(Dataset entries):
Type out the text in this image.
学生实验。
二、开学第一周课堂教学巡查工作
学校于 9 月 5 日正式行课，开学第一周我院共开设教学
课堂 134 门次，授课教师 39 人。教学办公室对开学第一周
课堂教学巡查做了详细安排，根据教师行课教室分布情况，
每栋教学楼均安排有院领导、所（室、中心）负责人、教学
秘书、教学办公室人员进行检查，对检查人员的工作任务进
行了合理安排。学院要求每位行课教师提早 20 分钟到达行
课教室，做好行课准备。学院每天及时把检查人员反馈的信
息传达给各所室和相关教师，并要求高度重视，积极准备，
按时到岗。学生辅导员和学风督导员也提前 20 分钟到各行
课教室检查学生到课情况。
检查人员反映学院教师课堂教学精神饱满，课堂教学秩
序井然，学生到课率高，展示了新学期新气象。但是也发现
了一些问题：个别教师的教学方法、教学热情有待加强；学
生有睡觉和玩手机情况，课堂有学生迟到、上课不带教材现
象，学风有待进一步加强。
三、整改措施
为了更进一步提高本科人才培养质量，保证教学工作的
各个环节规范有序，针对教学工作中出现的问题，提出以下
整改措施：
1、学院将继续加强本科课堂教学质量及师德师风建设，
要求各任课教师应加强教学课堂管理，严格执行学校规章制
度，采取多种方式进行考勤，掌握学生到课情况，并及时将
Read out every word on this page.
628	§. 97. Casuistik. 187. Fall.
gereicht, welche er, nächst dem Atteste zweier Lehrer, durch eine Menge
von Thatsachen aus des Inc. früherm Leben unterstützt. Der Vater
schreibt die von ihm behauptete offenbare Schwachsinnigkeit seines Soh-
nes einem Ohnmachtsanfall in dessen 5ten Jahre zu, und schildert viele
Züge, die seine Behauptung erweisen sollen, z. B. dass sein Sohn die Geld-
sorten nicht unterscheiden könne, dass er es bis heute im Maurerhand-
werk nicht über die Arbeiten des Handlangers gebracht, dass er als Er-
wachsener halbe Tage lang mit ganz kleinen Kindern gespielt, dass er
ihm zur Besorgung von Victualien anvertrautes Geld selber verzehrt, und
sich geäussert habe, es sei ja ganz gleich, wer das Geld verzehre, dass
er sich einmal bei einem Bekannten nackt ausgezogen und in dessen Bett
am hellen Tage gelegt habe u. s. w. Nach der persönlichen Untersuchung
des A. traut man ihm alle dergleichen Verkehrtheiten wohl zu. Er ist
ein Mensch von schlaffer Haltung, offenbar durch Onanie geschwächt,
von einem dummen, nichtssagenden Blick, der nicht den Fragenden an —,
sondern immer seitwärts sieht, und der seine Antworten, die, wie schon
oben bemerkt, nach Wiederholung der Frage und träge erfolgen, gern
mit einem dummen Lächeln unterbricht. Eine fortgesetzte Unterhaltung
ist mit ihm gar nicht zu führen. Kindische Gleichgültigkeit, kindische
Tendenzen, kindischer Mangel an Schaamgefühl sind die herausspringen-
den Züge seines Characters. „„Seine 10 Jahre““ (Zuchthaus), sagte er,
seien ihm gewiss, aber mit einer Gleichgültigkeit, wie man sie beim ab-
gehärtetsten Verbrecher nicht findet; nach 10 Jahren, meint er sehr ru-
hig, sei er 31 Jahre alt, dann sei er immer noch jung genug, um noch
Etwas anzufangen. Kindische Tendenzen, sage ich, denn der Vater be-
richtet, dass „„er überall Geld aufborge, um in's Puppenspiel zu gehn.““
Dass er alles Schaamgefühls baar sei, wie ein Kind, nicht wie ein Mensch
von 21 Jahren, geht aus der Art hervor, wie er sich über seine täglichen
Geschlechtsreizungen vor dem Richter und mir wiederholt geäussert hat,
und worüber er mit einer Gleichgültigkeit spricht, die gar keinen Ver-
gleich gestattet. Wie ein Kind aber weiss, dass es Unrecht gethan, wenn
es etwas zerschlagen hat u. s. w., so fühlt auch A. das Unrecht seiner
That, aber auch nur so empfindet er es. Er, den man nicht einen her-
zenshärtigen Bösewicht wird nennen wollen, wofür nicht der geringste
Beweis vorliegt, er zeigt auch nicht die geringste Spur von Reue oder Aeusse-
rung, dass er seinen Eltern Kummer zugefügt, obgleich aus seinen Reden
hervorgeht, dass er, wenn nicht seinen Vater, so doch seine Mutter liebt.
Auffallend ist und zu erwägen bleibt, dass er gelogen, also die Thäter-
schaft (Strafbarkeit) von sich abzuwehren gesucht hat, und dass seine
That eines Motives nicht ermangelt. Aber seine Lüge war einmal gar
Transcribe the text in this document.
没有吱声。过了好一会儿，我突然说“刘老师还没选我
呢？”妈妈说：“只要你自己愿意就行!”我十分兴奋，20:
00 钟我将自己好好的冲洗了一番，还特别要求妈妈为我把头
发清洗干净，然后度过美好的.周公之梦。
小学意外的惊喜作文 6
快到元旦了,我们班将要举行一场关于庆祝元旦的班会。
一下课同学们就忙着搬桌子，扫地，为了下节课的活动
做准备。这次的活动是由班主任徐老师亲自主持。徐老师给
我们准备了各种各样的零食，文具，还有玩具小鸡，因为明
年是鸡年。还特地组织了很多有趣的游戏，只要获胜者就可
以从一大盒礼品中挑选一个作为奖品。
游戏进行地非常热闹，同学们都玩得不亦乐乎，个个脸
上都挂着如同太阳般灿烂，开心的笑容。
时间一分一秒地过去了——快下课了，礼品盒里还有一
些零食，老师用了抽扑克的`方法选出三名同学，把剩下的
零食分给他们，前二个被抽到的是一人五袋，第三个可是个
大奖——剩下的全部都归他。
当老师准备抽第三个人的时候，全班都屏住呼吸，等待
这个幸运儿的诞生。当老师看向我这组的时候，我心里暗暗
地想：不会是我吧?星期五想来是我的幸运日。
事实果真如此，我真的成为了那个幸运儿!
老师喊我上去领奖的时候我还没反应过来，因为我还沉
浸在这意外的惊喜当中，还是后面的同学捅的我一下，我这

(WHAT IS REQUIRED):
Copy each line of the listing that includes "seines".

(THE OUTPUT):
schreibt die von ihm behauptete offenbare Schwachsinnigkeit seines Soh-
den Züge seines Characters. „„Seine 10 Jahre““ (Zuchthaus), sagte er,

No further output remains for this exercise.